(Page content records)
Segment Open
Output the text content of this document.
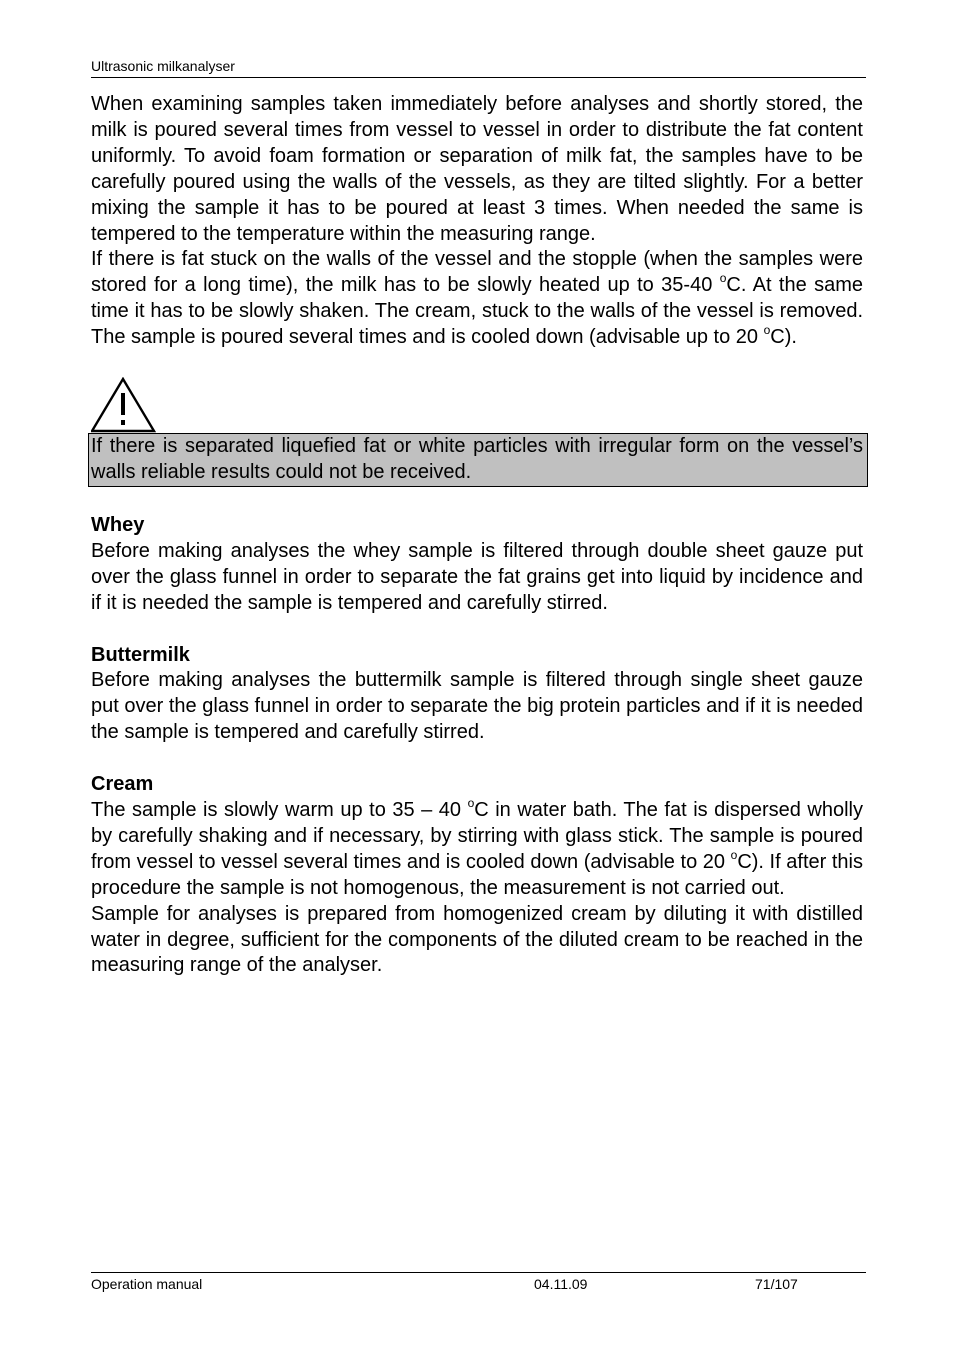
Ultrasonic milkanalyser

When examining samples taken immediately before analyses and shortly stored, the milk is poured several times from vessel to vessel in order to distribute the fat content uniformly. To avoid foam formation or separation of milk fat, the samples have to be carefully poured using the walls of the vessels, as they are tilted slightly. For a better mixing the sample it has to be poured at least 3 times. When needed the same is tempered to the temperature within the measuring range.

If there is fat stuck on the walls of the vessel and the stopple (when the samples were stored for a long time), the milk has to be slowly heated up to 35-40 $^o$C. At the same time it has to be slowly shaken. The cream, stuck to the walls of the vessel is removed. The sample is poured several times and is cooled down (advisable up to 20 $^o$C).

If there is separated liquefied fat or white particles with irregular form on the vessel’s walls reliable results could not be received.
Whey

Before making analyses the whey sample is filtered through double sheet gauze put over the glass funnel in order to separate the fat grains get into liquid by incidence and if it is needed the sample is tempered and carefully stirred.

Buttermilk

Before making analyses the buttermilk sample is filtered through single sheet gauze put over the glass funnel in order to separate the big protein particles and if it is needed the sample is tempered and carefully stirred.

Cream

The sample is slowly warm up to 35 – 40 $^o$C in water bath. The fat is dispersed wholly by carefully shaking and if necessary, by stirring with glass stick. The sample is poured from vessel to vessel several times and is cooled down (advisable to 20 $^o$C). If after this procedure the sample is not homogenous, the measurement is not carried out.

Sample for analyses is prepared from homogenized cream by diluting it with distilled water in degree, sufficient for the components of the diluted cream to be reached in the measuring range of the analyser.

Operation manual	04.11.09	71/107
Segment Closed
WHAT YOU NEED TO DO: Copy all of the records verbatim, omitting the pictures.

EXERCISE RESPONSE:
Output the text content of this document.
Ultrasonic milkanalyser

When examining samples taken immediately before analyses and shortly stored, the milk is poured several times from vessel to vessel in order to distribute the fat content uniformly. To avoid foam formation or separation of milk fat, the samples have to be carefully poured using the walls of the vessels, as they are tilted slightly. For a better mixing the sample it has to be poured at least 3 times. When needed the same is tempered to the temperature within the measuring range.

If there is fat stuck on the walls of the vessel and the stopple (when the samples were stored for a long time), the milk has to be slowly heated up to 35-40 $^o$C. At the same time it has to be slowly shaken. The cream, stuck to the walls of the vessel is removed. The sample is poured several times and is cooled down (advisable up to 20 $^o$C).

If there is separated liquefied fat or white particles with irregular form on the vessel’s walls reliable results could not be received.
Whey

Before making analyses the whey sample is filtered through double sheet gauze put over the glass funnel in order to separate the fat grains get into liquid by incidence and if it is needed the sample is tempered and carefully stirred.

Buttermilk

Before making analyses the buttermilk sample is filtered through single sheet gauze put over the glass funnel in order to separate the big protein particles and if it is needed the sample is tempered and carefully stirred.

Cream

The sample is slowly warm up to 35 – 40 $^o$C in water bath. The fat is dispersed wholly by carefully shaking and if necessary, by stirring with glass stick. The sample is poured from vessel to vessel several times and is cooled down (advisable to 20 $^o$C). If after this procedure the sample is not homogenous, the measurement is not carried out.

Sample for analyses is prepared from homogenized cream by diluting it with distilled water in degree, sufficient for the components of the diluted cream to be reached in the measuring range of the analyser.

Operation manual	04.11.09	71/107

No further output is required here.